Output every line below exactly.

-- begin Listing --

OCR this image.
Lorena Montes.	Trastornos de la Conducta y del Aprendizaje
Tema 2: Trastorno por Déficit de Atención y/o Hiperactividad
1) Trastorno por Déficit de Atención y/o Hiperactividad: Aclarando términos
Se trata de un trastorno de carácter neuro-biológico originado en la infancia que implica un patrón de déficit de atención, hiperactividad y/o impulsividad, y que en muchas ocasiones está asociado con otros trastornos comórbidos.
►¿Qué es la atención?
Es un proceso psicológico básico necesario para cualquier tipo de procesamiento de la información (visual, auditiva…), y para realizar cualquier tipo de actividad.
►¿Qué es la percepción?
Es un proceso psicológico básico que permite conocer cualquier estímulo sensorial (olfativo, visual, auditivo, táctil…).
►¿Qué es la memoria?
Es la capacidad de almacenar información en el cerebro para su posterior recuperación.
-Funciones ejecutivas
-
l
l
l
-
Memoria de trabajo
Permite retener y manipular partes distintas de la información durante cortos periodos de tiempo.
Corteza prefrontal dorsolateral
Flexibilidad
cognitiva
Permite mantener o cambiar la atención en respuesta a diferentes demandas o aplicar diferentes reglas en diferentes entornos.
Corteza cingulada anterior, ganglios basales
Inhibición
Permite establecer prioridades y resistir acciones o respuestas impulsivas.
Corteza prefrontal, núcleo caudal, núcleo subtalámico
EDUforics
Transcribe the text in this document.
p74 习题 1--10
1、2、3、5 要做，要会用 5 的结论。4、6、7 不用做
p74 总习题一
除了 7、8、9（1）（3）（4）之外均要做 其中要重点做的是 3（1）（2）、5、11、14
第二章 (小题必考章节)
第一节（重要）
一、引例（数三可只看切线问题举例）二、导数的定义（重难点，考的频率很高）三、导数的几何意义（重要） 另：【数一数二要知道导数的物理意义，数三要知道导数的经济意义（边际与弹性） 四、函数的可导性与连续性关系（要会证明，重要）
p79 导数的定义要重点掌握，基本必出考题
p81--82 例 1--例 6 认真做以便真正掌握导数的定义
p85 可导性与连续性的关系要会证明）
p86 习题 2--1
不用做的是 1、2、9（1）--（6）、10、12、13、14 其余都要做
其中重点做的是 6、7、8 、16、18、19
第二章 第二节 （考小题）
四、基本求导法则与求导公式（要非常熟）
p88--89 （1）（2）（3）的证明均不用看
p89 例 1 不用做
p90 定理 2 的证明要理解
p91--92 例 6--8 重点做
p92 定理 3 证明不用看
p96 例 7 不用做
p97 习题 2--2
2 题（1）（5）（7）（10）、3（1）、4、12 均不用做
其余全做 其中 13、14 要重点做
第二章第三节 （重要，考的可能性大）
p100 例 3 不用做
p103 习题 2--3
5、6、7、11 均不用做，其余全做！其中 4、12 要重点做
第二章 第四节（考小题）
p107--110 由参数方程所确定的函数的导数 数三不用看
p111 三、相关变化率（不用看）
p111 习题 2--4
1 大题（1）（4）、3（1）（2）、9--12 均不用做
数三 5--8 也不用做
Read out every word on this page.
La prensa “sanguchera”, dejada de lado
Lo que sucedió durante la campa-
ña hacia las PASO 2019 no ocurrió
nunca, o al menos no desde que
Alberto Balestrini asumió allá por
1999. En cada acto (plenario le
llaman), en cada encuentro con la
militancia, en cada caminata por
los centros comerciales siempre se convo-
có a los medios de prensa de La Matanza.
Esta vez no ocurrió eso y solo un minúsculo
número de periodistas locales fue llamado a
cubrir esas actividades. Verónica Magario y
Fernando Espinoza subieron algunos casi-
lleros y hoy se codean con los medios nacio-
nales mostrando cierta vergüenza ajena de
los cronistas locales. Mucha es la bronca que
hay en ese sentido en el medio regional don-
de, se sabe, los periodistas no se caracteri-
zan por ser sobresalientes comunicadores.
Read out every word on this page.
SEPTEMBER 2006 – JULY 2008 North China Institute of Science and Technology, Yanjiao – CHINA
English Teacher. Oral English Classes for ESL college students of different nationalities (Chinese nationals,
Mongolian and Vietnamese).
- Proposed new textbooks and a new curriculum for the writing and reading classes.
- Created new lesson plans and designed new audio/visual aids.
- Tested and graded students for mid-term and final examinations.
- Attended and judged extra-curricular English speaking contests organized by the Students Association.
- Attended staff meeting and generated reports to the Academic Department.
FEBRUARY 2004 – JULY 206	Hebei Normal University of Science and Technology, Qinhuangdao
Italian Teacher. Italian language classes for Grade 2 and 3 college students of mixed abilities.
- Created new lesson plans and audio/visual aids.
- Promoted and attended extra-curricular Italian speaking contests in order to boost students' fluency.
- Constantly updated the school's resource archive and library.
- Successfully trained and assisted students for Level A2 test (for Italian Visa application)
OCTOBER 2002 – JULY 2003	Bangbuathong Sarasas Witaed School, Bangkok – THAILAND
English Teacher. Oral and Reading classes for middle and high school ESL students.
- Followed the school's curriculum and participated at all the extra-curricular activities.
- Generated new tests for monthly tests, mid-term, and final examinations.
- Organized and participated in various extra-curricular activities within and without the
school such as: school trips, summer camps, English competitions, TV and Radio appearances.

-- end Listing --

--- The solution ---
OCR this image.
Lorena Montes.	Trastornos de la Conducta y del Aprendizaje
Tema 2: Trastorno por Déficit de Atención y/o Hiperactividad
1) Trastorno por Déficit de Atención y/o Hiperactividad: Aclarando términos
Se trata de un trastorno de carácter neuro-biológico originado en la infancia que implica un patrón de déficit de atención, hiperactividad y/o impulsividad, y que en muchas ocasiones está asociado con otros trastornos comórbidos.
►¿Qué es la atención?
Es un proceso psicológico básico necesario para cualquier tipo de procesamiento de la información (visual, auditiva…), y para realizar cualquier tipo de actividad.
►¿Qué es la percepción?
Es un proceso psicológico básico que permite conocer cualquier estímulo sensorial (olfativo, visual, auditivo, táctil…).
►¿Qué es la memoria?
Es la capacidad de almacenar información en el cerebro para su posterior recuperación.
-Funciones ejecutivas
-
l
l
l
-
Memoria de trabajo
Permite retener y manipular partes distintas de la información durante cortos periodos de tiempo.
Corteza prefrontal dorsolateral
Flexibilidad
cognitiva
Permite mantener o cambiar la atención en respuesta a diferentes demandas o aplicar diferentes reglas en diferentes entornos.
Corteza cingulada anterior, ganglios basales
Inhibición
Permite establecer prioridades y resistir acciones o respuestas impulsivas.
Corteza prefrontal, núcleo caudal, núcleo subtalámico
EDUforics
Transcribe the text in this document.
p74 习题 1--10
1、2、3、5 要做，要会用 5 的结论。4、6、7 不用做
p74 总习题一
除了 7、8、9（1）（3）（4）之外均要做 其中要重点做的是 3（1）（2）、5、11、14
第二章 (小题必考章节)
第一节（重要）
一、引例（数三可只看切线问题举例）二、导数的定义（重难点，考的频率很高）三、导数的几何意义（重要） 另：【数一数二要知道导数的物理意义，数三要知道导数的经济意义（边际与弹性） 四、函数的可导性与连续性关系（要会证明，重要）
p79 导数的定义要重点掌握，基本必出考题
p81--82 例 1--例 6 认真做以便真正掌握导数的定义
p85 可导性与连续性的关系要会证明）
p86 习题 2--1
不用做的是 1、2、9（1）--（6）、10、12、13、14 其余都要做
其中重点做的是 6、7、8 、16、18、19
第二章 第二节 （考小题）
四、基本求导法则与求导公式（要非常熟）
p88--89 （1）（2）（3）的证明均不用看
p89 例 1 不用做
p90 定理 2 的证明要理解
p91--92 例 6--8 重点做
p92 定理 3 证明不用看
p96 例 7 不用做
p97 习题 2--2
2 题（1）（5）（7）（10）、3（1）、4、12 均不用做
其余全做 其中 13、14 要重点做
第二章第三节 （重要，考的可能性大）
p100 例 3 不用做
p103 习题 2--3
5、6、7、11 均不用做，其余全做！其中 4、12 要重点做
第二章 第四节（考小题）
p107--110 由参数方程所确定的函数的导数 数三不用看
p111 三、相关变化率（不用看）
p111 习题 2--4
1 大题（1）（4）、3（1）（2）、9--12 均不用做
数三 5--8 也不用做
Read out every word on this page.
La prensa “sanguchera”, dejada de lado
Lo que sucedió durante la campa-
ña hacia las PASO 2019 no ocurrió
nunca, o al menos no desde que
Alberto Balestrini asumió allá por
1999. En cada acto (plenario le
llaman), en cada encuentro con la
militancia, en cada caminata por
los centros comerciales siempre se convo-
có a los medios de prensa de La Matanza.
Esta vez no ocurrió eso y solo un minúsculo
número de periodistas locales fue llamado a
cubrir esas actividades. Verónica Magario y
Fernando Espinoza subieron algunos casi-
lleros y hoy se codean con los medios nacio-
nales mostrando cierta vergüenza ajena de
los cronistas locales. Mucha es la bronca que
hay en ese sentido en el medio regional don-
de, se sabe, los periodistas no se caracteri-
zan por ser sobresalientes comunicadores.
Read out every word on this page.
SEPTEMBER 2006 – JULY 2008 North China Institute of Science and Technology, Yanjiao – CHINA
English Teacher. Oral English Classes for ESL college students of different nationalities (Chinese nationals,
Mongolian and Vietnamese).
- Proposed new textbooks and a new curriculum for the writing and reading classes.
- Created new lesson plans and designed new audio/visual aids.
- Tested and graded students for mid-term and final examinations.
- Attended and judged extra-curricular English speaking contests organized by the Students Association.
- Attended staff meeting and generated reports to the Academic Department.
FEBRUARY 2004 – JULY 206	Hebei Normal University of Science and Technology, Qinhuangdao
Italian Teacher. Italian language classes for Grade 2 and 3 college students of mixed abilities.
- Created new lesson plans and audio/visual aids.
- Promoted and attended extra-curricular Italian speaking contests in order to boost students' fluency.
- Constantly updated the school's resource archive and library.
- Successfully trained and assisted students for Level A2 test (for Italian Visa application)
OCTOBER 2002 – JULY 2003	Bangbuathong Sarasas Witaed School, Bangkok – THAILAND
English Teacher. Oral and Reading classes for middle and high school ESL students.
- Followed the school's curriculum and participated at all the extra-curricular activities.
- Generated new tests for monthly tests, mid-term, and final examinations.
- Organized and participated in various extra-curricular activities within and without the
school such as: school trips, summer camps, English competitions, TV and Radio appearances.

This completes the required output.